> **About this exercise**: Which lines in the records below contain the word "ylabel"? Return each of them.
(Input data begins)
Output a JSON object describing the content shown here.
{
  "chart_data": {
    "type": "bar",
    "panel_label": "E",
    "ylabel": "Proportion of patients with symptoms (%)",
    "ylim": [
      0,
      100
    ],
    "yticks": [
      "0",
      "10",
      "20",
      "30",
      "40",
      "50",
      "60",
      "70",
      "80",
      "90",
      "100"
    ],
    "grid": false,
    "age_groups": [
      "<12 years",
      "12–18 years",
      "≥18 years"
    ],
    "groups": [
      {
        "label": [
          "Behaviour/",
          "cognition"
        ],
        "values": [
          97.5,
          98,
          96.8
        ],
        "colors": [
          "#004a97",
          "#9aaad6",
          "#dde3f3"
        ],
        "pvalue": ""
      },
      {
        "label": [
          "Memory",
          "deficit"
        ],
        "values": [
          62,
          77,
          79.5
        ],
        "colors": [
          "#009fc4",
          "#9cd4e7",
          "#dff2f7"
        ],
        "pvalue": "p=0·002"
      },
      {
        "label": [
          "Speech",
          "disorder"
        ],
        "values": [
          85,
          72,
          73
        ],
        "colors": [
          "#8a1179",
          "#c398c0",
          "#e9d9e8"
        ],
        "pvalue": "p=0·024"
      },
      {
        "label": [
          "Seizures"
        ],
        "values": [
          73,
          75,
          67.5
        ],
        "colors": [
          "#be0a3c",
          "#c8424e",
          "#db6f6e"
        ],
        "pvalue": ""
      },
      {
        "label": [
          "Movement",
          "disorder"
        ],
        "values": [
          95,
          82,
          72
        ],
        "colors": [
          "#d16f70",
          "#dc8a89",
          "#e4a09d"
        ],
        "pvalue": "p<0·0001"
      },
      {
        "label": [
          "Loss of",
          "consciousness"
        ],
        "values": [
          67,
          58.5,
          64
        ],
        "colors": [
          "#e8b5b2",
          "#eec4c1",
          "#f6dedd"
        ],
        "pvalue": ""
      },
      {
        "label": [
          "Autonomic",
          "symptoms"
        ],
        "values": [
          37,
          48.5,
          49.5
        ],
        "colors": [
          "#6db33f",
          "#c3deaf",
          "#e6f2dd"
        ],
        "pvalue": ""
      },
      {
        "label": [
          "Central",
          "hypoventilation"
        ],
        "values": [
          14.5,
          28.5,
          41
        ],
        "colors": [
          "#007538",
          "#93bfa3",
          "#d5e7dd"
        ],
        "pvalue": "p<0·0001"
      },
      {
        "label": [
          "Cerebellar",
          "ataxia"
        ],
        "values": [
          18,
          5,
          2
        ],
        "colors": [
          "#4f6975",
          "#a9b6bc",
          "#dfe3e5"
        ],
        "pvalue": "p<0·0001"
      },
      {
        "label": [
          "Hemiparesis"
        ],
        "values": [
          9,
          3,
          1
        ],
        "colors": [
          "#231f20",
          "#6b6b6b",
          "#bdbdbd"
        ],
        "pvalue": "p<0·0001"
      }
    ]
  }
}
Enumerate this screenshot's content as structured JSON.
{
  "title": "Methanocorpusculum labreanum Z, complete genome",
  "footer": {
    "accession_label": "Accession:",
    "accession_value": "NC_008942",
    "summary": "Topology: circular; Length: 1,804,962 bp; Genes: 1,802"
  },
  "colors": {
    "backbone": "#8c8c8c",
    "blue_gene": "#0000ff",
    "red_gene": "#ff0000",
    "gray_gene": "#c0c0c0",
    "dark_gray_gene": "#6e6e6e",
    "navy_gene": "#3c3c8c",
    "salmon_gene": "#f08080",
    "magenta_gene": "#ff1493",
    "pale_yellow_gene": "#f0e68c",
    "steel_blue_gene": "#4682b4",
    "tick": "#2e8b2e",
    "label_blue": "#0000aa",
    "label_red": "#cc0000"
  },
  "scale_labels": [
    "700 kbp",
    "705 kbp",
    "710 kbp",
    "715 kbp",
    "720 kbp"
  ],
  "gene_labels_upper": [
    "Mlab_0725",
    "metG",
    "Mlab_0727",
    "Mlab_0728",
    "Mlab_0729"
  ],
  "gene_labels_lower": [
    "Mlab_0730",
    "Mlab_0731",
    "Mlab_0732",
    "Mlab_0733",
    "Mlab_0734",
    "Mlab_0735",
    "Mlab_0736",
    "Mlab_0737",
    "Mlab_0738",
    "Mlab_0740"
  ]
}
(Input data ends)
(Input data begins)
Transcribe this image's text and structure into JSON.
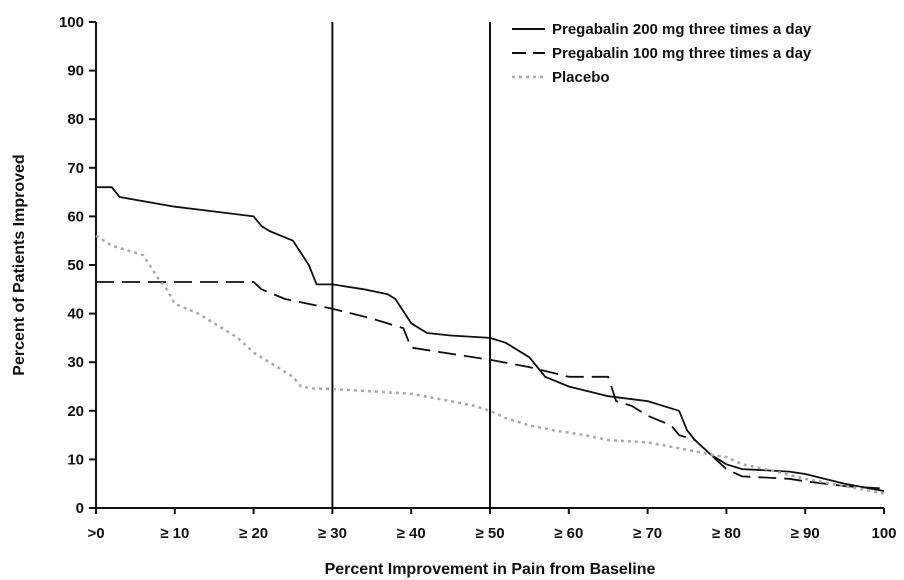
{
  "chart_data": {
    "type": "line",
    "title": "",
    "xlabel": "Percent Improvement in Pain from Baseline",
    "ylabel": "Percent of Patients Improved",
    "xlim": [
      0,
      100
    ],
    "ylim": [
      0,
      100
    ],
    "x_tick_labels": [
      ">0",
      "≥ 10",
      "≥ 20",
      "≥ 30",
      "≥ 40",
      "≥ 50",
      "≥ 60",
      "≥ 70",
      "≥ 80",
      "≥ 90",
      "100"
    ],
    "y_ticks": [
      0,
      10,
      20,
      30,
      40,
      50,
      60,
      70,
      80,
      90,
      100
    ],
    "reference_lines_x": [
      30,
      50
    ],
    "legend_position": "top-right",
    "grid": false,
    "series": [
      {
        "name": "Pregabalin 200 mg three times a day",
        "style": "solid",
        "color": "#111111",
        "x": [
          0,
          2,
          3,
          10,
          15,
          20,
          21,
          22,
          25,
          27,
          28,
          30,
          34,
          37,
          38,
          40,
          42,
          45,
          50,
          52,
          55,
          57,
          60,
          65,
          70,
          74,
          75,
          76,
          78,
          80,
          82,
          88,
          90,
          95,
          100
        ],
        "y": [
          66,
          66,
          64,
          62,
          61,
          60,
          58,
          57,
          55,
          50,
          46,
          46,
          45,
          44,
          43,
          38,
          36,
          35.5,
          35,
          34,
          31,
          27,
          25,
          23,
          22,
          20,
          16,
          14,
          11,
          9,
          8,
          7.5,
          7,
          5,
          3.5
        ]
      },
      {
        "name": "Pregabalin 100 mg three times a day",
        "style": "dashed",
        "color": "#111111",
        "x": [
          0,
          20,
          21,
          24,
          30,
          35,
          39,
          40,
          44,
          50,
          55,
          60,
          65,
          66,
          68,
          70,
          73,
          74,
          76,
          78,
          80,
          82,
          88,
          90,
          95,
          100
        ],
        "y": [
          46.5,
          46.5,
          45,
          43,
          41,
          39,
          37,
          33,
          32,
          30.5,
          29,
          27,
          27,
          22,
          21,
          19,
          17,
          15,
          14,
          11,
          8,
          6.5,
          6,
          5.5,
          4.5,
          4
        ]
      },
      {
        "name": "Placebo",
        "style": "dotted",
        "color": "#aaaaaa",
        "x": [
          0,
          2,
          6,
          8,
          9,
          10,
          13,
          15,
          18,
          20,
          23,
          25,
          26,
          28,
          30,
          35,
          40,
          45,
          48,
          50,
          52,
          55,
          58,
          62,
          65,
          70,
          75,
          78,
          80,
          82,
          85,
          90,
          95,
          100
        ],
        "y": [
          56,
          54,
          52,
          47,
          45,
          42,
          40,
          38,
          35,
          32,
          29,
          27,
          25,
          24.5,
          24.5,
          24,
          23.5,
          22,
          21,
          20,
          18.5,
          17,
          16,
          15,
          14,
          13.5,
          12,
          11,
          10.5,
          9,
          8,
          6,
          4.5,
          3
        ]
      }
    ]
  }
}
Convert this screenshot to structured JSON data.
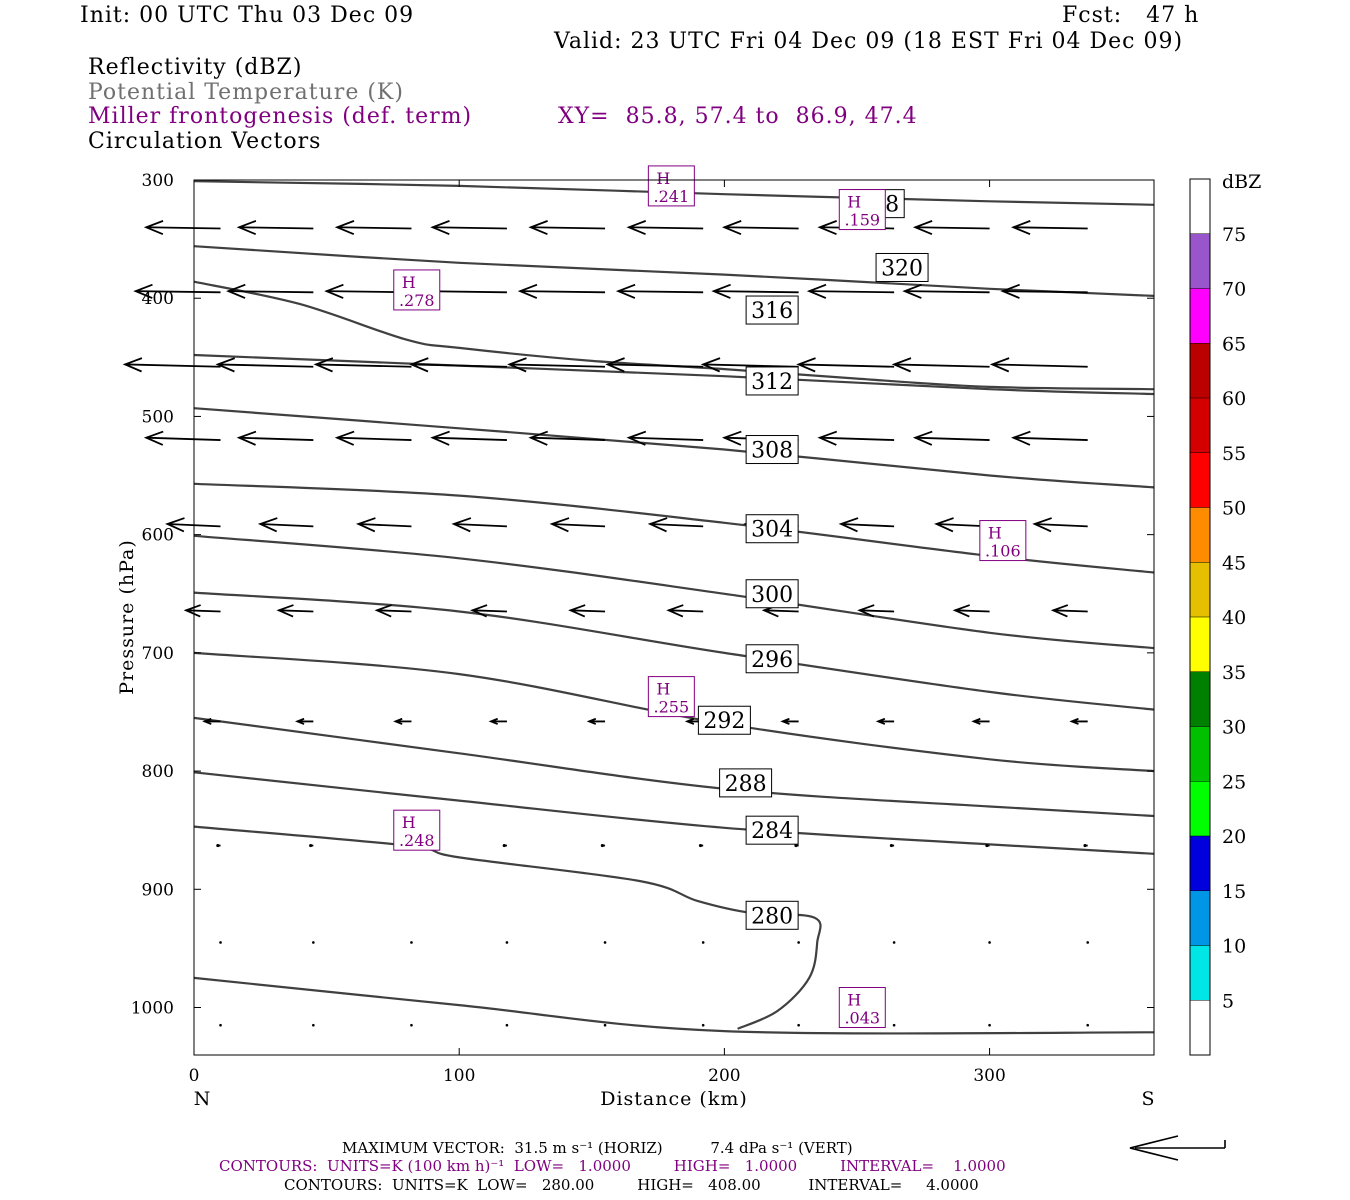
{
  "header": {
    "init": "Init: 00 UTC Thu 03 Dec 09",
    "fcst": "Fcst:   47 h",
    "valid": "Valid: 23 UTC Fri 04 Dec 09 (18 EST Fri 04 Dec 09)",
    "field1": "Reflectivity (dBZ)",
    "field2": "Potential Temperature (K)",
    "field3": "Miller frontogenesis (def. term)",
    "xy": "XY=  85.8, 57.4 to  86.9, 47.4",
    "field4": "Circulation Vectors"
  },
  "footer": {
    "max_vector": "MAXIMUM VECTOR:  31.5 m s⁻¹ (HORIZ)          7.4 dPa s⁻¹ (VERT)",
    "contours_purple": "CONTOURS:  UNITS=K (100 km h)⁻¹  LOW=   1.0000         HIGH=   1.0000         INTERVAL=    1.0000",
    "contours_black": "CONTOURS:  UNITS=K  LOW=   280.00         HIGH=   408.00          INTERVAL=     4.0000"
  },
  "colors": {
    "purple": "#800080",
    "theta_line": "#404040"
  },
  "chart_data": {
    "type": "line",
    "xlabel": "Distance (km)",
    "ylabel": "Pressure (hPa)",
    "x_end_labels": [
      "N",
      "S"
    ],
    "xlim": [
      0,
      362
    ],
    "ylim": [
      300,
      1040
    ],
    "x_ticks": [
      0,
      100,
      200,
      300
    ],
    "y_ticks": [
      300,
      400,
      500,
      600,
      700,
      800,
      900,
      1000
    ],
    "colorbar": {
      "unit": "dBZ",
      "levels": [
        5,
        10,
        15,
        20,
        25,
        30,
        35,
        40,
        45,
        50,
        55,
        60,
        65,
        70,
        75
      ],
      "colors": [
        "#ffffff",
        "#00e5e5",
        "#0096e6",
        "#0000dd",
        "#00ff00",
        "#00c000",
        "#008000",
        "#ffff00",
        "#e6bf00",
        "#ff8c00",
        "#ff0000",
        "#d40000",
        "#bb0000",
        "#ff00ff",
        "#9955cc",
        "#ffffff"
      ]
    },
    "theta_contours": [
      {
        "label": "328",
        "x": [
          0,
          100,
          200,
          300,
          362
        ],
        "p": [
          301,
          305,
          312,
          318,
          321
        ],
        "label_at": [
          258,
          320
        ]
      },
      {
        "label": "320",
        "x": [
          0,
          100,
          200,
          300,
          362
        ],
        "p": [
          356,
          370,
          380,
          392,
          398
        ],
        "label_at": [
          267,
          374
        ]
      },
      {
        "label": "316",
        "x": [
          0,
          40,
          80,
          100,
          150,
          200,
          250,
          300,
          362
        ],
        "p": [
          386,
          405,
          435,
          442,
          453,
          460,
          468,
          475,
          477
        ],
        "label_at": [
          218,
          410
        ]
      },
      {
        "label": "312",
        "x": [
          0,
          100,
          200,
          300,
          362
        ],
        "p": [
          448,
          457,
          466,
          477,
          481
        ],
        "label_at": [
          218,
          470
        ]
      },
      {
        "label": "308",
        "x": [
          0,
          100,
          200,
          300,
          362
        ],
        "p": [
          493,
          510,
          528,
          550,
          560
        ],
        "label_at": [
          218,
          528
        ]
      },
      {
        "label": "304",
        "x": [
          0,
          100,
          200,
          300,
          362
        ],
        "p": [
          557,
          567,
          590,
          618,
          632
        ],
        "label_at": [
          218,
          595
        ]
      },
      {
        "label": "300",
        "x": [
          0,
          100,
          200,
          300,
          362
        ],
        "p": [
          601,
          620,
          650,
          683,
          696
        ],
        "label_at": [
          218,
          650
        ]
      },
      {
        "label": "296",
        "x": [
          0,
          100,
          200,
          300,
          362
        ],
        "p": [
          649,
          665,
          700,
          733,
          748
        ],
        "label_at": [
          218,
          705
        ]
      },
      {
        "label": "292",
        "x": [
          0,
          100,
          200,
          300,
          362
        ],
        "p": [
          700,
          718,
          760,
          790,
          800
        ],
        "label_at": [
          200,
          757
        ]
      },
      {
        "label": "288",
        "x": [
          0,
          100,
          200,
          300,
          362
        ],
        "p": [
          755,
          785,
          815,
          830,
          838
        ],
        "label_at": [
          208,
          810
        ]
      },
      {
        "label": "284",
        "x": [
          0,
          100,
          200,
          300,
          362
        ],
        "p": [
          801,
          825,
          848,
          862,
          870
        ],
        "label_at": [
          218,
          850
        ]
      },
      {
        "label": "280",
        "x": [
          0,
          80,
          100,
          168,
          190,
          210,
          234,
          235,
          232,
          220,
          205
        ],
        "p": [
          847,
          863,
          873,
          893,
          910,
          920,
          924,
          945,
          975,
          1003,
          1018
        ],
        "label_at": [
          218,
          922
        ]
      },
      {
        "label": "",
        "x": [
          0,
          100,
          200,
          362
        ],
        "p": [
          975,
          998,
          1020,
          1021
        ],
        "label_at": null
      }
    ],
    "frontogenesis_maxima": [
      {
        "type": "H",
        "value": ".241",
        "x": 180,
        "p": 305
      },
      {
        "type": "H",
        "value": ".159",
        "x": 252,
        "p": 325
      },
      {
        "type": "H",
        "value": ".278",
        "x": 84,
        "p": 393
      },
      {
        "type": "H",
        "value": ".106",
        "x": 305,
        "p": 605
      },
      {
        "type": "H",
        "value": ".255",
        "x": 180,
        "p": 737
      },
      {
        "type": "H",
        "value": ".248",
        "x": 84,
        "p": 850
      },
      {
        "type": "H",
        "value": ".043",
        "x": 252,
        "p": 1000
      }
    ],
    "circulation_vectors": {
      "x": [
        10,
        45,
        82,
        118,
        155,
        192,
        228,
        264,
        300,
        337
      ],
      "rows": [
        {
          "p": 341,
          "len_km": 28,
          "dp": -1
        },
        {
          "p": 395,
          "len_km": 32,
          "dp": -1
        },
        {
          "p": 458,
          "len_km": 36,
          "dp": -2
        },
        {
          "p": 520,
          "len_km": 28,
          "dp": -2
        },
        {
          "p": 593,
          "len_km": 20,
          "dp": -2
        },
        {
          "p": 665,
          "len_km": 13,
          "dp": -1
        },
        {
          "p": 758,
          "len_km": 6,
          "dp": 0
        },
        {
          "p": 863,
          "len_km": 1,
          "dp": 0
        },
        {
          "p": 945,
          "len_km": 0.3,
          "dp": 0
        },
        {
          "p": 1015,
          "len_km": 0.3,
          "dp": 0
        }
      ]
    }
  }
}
(Input data ends)
> **Solution for this problem**:
    "ylabel": "Proportion of patients with symptoms (%)",
    "ylabel": "Percent of Patients Improved",
    "ylabel": "Pressure (hPa)",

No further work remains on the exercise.